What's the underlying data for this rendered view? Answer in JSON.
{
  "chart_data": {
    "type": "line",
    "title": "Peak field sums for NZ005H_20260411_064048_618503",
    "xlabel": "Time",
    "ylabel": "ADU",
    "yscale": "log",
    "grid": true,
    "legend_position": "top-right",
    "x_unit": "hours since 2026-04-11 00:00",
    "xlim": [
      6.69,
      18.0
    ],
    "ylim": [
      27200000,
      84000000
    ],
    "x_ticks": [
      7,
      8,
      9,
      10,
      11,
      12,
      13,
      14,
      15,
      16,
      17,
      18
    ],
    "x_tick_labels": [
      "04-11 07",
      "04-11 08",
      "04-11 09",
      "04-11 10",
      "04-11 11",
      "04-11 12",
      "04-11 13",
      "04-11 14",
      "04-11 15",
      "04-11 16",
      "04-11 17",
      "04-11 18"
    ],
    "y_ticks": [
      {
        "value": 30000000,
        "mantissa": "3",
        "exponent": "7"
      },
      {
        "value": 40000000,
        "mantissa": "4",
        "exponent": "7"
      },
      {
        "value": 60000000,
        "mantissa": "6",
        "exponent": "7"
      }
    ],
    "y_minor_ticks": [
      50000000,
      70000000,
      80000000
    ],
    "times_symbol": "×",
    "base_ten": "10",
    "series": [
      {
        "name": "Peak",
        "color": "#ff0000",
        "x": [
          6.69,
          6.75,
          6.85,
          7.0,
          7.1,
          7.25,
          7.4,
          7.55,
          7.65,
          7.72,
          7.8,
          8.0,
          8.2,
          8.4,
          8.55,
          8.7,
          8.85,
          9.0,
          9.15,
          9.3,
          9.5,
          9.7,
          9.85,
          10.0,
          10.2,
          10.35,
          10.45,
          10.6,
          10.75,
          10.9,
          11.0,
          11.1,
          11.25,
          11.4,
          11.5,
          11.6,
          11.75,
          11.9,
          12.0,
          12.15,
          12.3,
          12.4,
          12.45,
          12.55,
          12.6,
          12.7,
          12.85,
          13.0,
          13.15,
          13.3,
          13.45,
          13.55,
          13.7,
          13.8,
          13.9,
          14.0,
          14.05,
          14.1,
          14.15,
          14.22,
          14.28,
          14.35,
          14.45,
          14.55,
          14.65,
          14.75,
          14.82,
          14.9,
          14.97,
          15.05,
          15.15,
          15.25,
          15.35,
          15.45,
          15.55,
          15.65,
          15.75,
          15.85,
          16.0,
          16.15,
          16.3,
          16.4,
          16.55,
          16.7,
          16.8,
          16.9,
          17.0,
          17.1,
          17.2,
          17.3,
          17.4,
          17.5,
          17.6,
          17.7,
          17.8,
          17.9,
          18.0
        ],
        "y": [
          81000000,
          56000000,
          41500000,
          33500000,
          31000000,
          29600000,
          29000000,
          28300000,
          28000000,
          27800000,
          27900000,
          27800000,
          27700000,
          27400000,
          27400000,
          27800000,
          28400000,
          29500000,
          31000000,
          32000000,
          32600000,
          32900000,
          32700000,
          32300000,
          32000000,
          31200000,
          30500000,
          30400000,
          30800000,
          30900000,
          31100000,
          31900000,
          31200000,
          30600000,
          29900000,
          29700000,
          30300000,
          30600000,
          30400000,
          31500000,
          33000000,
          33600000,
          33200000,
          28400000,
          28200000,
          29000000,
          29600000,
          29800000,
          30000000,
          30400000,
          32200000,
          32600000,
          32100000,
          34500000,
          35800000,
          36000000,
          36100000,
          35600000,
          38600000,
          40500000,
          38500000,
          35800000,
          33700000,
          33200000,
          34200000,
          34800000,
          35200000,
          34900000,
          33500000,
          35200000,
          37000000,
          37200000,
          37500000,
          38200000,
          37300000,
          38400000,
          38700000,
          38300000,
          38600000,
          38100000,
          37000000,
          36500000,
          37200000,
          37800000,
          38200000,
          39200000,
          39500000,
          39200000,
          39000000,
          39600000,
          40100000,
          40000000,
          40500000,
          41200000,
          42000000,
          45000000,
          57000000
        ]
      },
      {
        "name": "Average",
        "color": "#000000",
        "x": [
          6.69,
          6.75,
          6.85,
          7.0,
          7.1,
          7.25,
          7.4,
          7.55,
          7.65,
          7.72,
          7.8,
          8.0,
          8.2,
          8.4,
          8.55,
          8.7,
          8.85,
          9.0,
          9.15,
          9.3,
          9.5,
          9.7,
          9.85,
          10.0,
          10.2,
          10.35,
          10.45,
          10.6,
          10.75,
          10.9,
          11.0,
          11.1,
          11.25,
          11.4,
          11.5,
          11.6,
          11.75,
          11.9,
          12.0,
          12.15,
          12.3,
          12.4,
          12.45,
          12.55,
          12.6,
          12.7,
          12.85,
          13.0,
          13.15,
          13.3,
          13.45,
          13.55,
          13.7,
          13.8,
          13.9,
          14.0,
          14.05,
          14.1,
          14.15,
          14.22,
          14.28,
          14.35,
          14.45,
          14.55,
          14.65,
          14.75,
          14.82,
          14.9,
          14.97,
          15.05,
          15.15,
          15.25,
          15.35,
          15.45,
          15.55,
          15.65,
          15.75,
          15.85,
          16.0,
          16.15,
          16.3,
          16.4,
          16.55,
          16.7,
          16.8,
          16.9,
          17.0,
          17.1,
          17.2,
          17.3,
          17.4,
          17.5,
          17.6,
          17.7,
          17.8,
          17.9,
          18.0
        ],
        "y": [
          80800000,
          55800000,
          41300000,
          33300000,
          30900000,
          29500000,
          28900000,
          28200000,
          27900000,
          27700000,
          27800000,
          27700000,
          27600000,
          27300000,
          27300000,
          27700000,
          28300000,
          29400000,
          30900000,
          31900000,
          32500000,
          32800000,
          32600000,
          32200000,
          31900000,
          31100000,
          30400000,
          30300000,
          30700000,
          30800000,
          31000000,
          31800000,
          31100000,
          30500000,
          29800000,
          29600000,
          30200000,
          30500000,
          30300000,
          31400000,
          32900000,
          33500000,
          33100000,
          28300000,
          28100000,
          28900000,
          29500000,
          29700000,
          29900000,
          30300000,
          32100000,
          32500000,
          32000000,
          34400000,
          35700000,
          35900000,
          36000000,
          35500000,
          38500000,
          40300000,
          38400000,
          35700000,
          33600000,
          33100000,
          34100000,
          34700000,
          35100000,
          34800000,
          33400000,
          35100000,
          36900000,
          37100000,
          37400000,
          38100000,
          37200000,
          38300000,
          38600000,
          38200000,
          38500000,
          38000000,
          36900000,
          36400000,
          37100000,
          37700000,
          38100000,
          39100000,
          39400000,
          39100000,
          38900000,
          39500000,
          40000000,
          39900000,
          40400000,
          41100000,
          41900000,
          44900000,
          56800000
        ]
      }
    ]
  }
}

☆ ☆ ☆ ☆ ☆

■ **PROMPT**
Extract all of the data exactly as written.

■ **RESULT BELOW**
What's the underlying data for this rendered view? Answer in JSON.
{
  "chart_data": {
    "type": "line",
    "title": "Peak field sums for NZ005H_20260411_064048_618503",
    "xlabel": "Time",
    "ylabel": "ADU",
    "yscale": "log",
    "grid": true,
    "legend_position": "top-right",
    "x_unit": "hours since 2026-04-11 00:00",
    "xlim": [
      6.69,
      18.0
    ],
    "ylim": [
      27200000,
      84000000
    ],
    "x_ticks": [
      7,
      8,
      9,
      10,
      11,
      12,
      13,
      14,
      15,
      16,
      17,
      18
    ],
    "x_tick_labels": [
      "04-11 07",
      "04-11 08",
      "04-11 09",
      "04-11 10",
      "04-11 11",
      "04-11 12",
      "04-11 13",
      "04-11 14",
      "04-11 15",
      "04-11 16",
      "04-11 17",
      "04-11 18"
    ],
    "y_ticks": [
      {
        "value": 30000000,
        "mantissa": "3",
        "exponent": "7"
      },
      {
        "value": 40000000,
        "mantissa": "4",
        "exponent": "7"
      },
      {
        "value": 60000000,
        "mantissa": "6",
        "exponent": "7"
      }
    ],
    "y_minor_ticks": [
      50000000,
      70000000,
      80000000
    ],
    "times_symbol": "×",
    "base_ten": "10",
    "series": [
      {
        "name": "Peak",
        "color": "#ff0000",
        "x": [
          6.69,
          6.75,
          6.85,
          7.0,
          7.1,
          7.25,
          7.4,
          7.55,
          7.65,
          7.72,
          7.8,
          8.0,
          8.2,
          8.4,
          8.55,
          8.7,
          8.85,
          9.0,
          9.15,
          9.3,
          9.5,
          9.7,
          9.85,
          10.0,
          10.2,
          10.35,
          10.45,
          10.6,
          10.75,
          10.9,
          11.0,
          11.1,
          11.25,
          11.4,
          11.5,
          11.6,
          11.75,
          11.9,
          12.0,
          12.15,
          12.3,
          12.4,
          12.45,
          12.55,
          12.6,
          12.7,
          12.85,
          13.0,
          13.15,
          13.3,
          13.45,
          13.55,
          13.7,
          13.8,
          13.9,
          14.0,
          14.05,
          14.1,
          14.15,
          14.22,
          14.28,
          14.35,
          14.45,
          14.55,
          14.65,
          14.75,
          14.82,
          14.9,
          14.97,
          15.05,
          15.15,
          15.25,
          15.35,
          15.45,
          15.55,
          15.65,
          15.75,
          15.85,
          16.0,
          16.15,
          16.3,
          16.4,
          16.55,
          16.7,
          16.8,
          16.9,
          17.0,
          17.1,
          17.2,
          17.3,
          17.4,
          17.5,
          17.6,
          17.7,
          17.8,
          17.9,
          18.0
        ],
        "y": [
          81000000,
          56000000,
          41500000,
          33500000,
          31000000,
          29600000,
          29000000,
          28300000,
          28000000,
          27800000,
          27900000,
          27800000,
          27700000,
          27400000,
          27400000,
          27800000,
          28400000,
          29500000,
          31000000,
          32000000,
          32600000,
          32900000,
          32700000,
          32300000,
          32000000,
          31200000,
          30500000,
          30400000,
          30800000,
          30900000,
          31100000,
          31900000,
          31200000,
          30600000,
          29900000,
          29700000,
          30300000,
          30600000,
          30400000,
          31500000,
          33000000,
          33600000,
          33200000,
          28400000,
          28200000,
          29000000,
          29600000,
          29800000,
          30000000,
          30400000,
          32200000,
          32600000,
          32100000,
          34500000,
          35800000,
          36000000,
          36100000,
          35600000,
          38600000,
          40500000,
          38500000,
          35800000,
          33700000,
          33200000,
          34200000,
          34800000,
          35200000,
          34900000,
          33500000,
          35200000,
          37000000,
          37200000,
          37500000,
          38200000,
          37300000,
          38400000,
          38700000,
          38300000,
          38600000,
          38100000,
          37000000,
          36500000,
          37200000,
          37800000,
          38200000,
          39200000,
          39500000,
          39200000,
          39000000,
          39600000,
          40100000,
          40000000,
          40500000,
          41200000,
          42000000,
          45000000,
          57000000
        ]
      },
      {
        "name": "Average",
        "color": "#000000",
        "x": [
          6.69,
          6.75,
          6.85,
          7.0,
          7.1,
          7.25,
          7.4,
          7.55,
          7.65,
          7.72,
          7.8,
          8.0,
          8.2,
          8.4,
          8.55,
          8.7,
          8.85,
          9.0,
          9.15,
          9.3,
          9.5,
          9.7,
          9.85,
          10.0,
          10.2,
          10.35,
          10.45,
          10.6,
          10.75,
          10.9,
          11.0,
          11.1,
          11.25,
          11.4,
          11.5,
          11.6,
          11.75,
          11.9,
          12.0,
          12.15,
          12.3,
          12.4,
          12.45,
          12.55,
          12.6,
          12.7,
          12.85,
          13.0,
          13.15,
          13.3,
          13.45,
          13.55,
          13.7,
          13.8,
          13.9,
          14.0,
          14.05,
          14.1,
          14.15,
          14.22,
          14.28,
          14.35,
          14.45,
          14.55,
          14.65,
          14.75,
          14.82,
          14.9,
          14.97,
          15.05,
          15.15,
          15.25,
          15.35,
          15.45,
          15.55,
          15.65,
          15.75,
          15.85,
          16.0,
          16.15,
          16.3,
          16.4,
          16.55,
          16.7,
          16.8,
          16.9,
          17.0,
          17.1,
          17.2,
          17.3,
          17.4,
          17.5,
          17.6,
          17.7,
          17.8,
          17.9,
          18.0
        ],
        "y": [
          80800000,
          55800000,
          41300000,
          33300000,
          30900000,
          29500000,
          28900000,
          28200000,
          27900000,
          27700000,
          27800000,
          27700000,
          27600000,
          27300000,
          27300000,
          27700000,
          28300000,
          29400000,
          30900000,
          31900000,
          32500000,
          32800000,
          32600000,
          32200000,
          31900000,
          31100000,
          30400000,
          30300000,
          30700000,
          30800000,
          31000000,
          31800000,
          31100000,
          30500000,
          29800000,
          29600000,
          30200000,
          30500000,
          30300000,
          31400000,
          32900000,
          33500000,
          33100000,
          28300000,
          28100000,
          28900000,
          29500000,
          29700000,
          29900000,
          30300000,
          32100000,
          32500000,
          32000000,
          34400000,
          35700000,
          35900000,
          36000000,
          35500000,
          38500000,
          40300000,
          38400000,
          35700000,
          33600000,
          33100000,
          34100000,
          34700000,
          35100000,
          34800000,
          33400000,
          35100000,
          36900000,
          37100000,
          37400000,
          38100000,
          37200000,
          38300000,
          38600000,
          38200000,
          38500000,
          38000000,
          36900000,
          36400000,
          37100000,
          37700000,
          38100000,
          39100000,
          39400000,
          39100000,
          38900000,
          39500000,
          40000000,
          39900000,
          40400000,
          41100000,
          41900000,
          44900000,
          56800000
        ]
      }
    ]
  }
}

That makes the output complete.